## TASK INSTRUCTIONS
Retype the whole listing, please, keeping every line exact and dropping the pictures.

## INFORMATION GIVEN
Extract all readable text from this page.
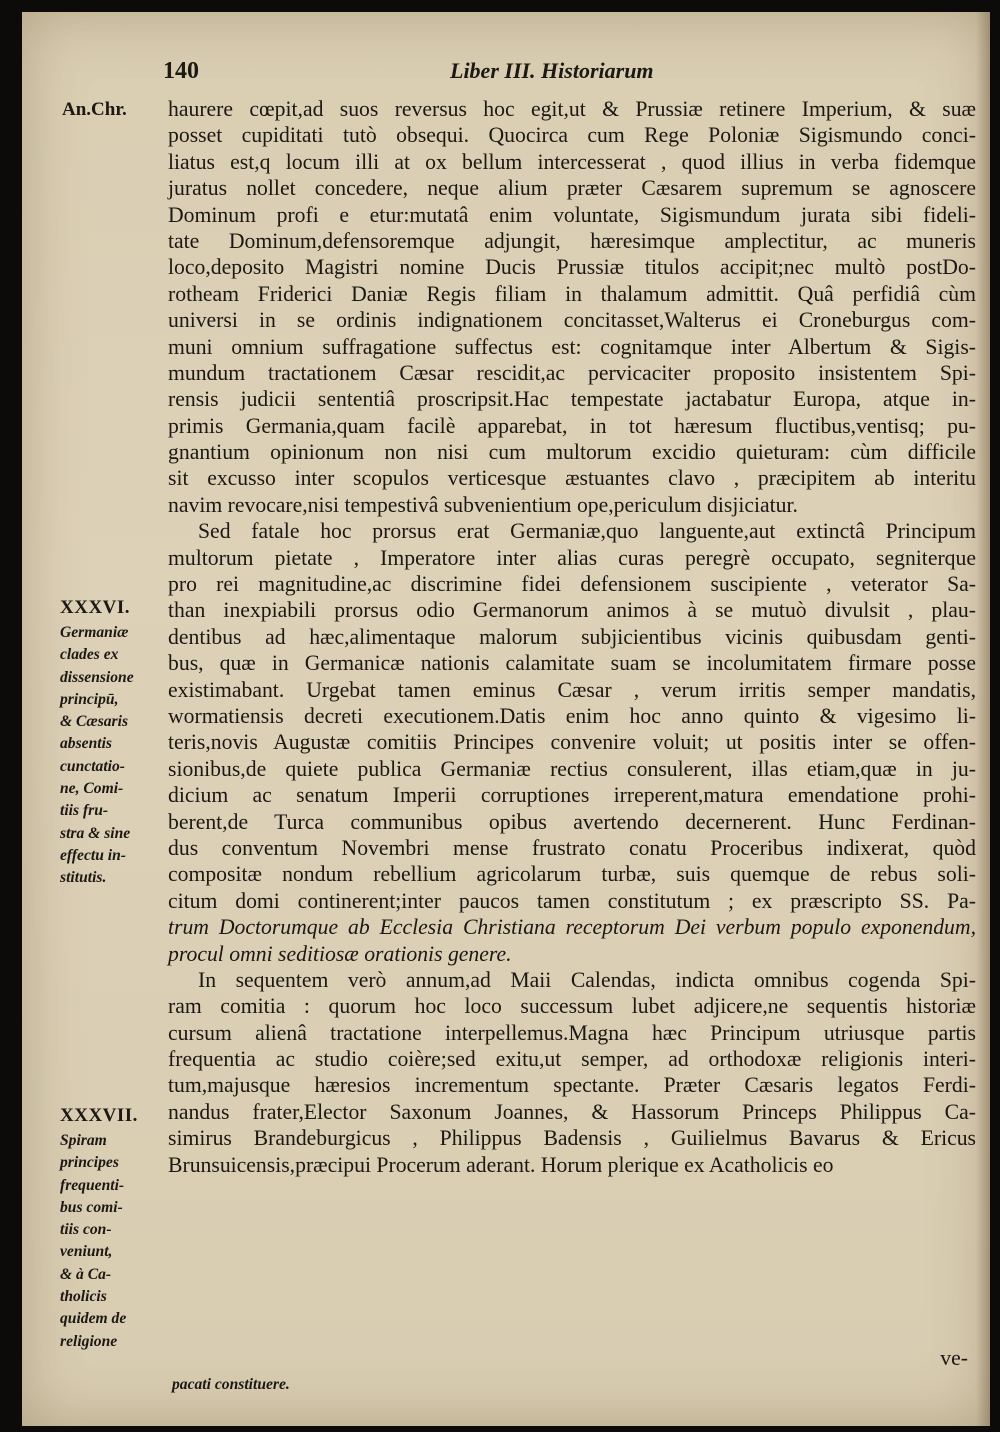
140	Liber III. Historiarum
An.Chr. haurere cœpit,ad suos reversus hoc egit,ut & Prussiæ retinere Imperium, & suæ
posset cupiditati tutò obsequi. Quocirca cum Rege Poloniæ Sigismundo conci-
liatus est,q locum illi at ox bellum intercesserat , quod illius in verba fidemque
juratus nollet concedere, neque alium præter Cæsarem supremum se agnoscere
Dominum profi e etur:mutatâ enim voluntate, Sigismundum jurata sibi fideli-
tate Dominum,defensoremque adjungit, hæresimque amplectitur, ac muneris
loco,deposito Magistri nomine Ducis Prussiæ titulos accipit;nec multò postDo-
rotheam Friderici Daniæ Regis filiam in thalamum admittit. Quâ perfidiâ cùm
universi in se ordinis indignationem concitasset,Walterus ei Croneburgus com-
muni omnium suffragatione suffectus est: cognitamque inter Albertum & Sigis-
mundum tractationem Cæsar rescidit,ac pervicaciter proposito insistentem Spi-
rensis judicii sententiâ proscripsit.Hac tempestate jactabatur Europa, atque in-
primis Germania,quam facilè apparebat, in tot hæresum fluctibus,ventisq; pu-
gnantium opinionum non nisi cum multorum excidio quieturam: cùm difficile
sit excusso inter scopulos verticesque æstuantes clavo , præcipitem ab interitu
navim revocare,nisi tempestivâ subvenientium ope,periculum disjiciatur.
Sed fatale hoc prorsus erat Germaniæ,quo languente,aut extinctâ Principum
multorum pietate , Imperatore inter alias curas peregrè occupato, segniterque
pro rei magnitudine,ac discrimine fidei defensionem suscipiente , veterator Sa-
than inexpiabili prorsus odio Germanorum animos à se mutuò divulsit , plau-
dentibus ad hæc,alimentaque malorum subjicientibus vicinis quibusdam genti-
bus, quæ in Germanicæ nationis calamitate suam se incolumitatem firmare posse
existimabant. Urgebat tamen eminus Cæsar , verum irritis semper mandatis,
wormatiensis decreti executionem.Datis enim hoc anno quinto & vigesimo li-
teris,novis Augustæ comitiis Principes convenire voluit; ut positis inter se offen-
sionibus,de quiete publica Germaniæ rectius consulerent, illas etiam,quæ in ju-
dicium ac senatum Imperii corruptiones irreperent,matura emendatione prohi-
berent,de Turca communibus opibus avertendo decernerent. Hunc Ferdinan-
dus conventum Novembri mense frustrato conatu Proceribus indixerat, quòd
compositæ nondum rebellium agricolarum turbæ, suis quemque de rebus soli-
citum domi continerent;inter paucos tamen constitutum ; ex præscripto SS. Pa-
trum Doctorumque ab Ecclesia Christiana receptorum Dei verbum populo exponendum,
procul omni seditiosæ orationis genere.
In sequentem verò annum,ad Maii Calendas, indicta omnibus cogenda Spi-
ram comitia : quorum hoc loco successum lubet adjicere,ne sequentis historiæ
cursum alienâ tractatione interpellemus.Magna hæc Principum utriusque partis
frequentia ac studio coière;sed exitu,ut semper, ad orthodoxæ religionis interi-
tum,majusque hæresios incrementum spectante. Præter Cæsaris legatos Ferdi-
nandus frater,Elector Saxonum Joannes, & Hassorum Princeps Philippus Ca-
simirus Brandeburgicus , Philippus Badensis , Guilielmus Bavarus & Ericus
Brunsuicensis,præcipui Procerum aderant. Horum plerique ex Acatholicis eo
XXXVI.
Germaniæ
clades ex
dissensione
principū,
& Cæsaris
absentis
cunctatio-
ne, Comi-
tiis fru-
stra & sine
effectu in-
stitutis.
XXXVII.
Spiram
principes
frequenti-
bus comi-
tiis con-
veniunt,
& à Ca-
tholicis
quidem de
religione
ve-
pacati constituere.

## COMPLETE ANSWER
Extract all readable text from this page.
140	Liber III. Historiarum
An.Chr. haurere cœpit,ad suos reversus hoc egit,ut & Prussiæ retinere Imperium, & suæ
posset cupiditati tutò obsequi. Quocirca cum Rege Poloniæ Sigismundo conci-
liatus est,q locum illi at ox bellum intercesserat , quod illius in verba fidemque
juratus nollet concedere, neque alium præter Cæsarem supremum se agnoscere
Dominum profi e etur:mutatâ enim voluntate, Sigismundum jurata sibi fideli-
tate Dominum,defensoremque adjungit, hæresimque amplectitur, ac muneris
loco,deposito Magistri nomine Ducis Prussiæ titulos accipit;nec multò postDo-
rotheam Friderici Daniæ Regis filiam in thalamum admittit. Quâ perfidiâ cùm
universi in se ordinis indignationem concitasset,Walterus ei Croneburgus com-
muni omnium suffragatione suffectus est: cognitamque inter Albertum & Sigis-
mundum tractationem Cæsar rescidit,ac pervicaciter proposito insistentem Spi-
rensis judicii sententiâ proscripsit.Hac tempestate jactabatur Europa, atque in-
primis Germania,quam facilè apparebat, in tot hæresum fluctibus,ventisq; pu-
gnantium opinionum non nisi cum multorum excidio quieturam: cùm difficile
sit excusso inter scopulos verticesque æstuantes clavo , præcipitem ab interitu
navim revocare,nisi tempestivâ subvenientium ope,periculum disjiciatur.
Sed fatale hoc prorsus erat Germaniæ,quo languente,aut extinctâ Principum
multorum pietate , Imperatore inter alias curas peregrè occupato, segniterque
pro rei magnitudine,ac discrimine fidei defensionem suscipiente , veterator Sa-
than inexpiabili prorsus odio Germanorum animos à se mutuò divulsit , plau-
dentibus ad hæc,alimentaque malorum subjicientibus vicinis quibusdam genti-
bus, quæ in Germanicæ nationis calamitate suam se incolumitatem firmare posse
existimabant. Urgebat tamen eminus Cæsar , verum irritis semper mandatis,
wormatiensis decreti executionem.Datis enim hoc anno quinto & vigesimo li-
teris,novis Augustæ comitiis Principes convenire voluit; ut positis inter se offen-
sionibus,de quiete publica Germaniæ rectius consulerent, illas etiam,quæ in ju-
dicium ac senatum Imperii corruptiones irreperent,matura emendatione prohi-
berent,de Turca communibus opibus avertendo decernerent. Hunc Ferdinan-
dus conventum Novembri mense frustrato conatu Proceribus indixerat, quòd
compositæ nondum rebellium agricolarum turbæ, suis quemque de rebus soli-
citum domi continerent;inter paucos tamen constitutum ; ex præscripto SS. Pa-
trum Doctorumque ab Ecclesia Christiana receptorum Dei verbum populo exponendum,
procul omni seditiosæ orationis genere.
In sequentem verò annum,ad Maii Calendas, indicta omnibus cogenda Spi-
ram comitia : quorum hoc loco successum lubet adjicere,ne sequentis historiæ
cursum alienâ tractatione interpellemus.Magna hæc Principum utriusque partis
frequentia ac studio coière;sed exitu,ut semper, ad orthodoxæ religionis interi-
tum,majusque hæresios incrementum spectante. Præter Cæsaris legatos Ferdi-
nandus frater,Elector Saxonum Joannes, & Hassorum Princeps Philippus Ca-
simirus Brandeburgicus , Philippus Badensis , Guilielmus Bavarus & Ericus
Brunsuicensis,præcipui Procerum aderant. Horum plerique ex Acatholicis eo
XXXVI.
Germaniæ
clades ex
dissensione
principū,
& Cæsaris
absentis
cunctatio-
ne, Comi-
tiis fru-
stra & sine
effectu in-
stitutis.
XXXVII.
Spiram
principes
frequenti-
bus comi-
tiis con-
veniunt,
& à Ca-
tholicis
quidem de
religione
ve-
pacati constituere.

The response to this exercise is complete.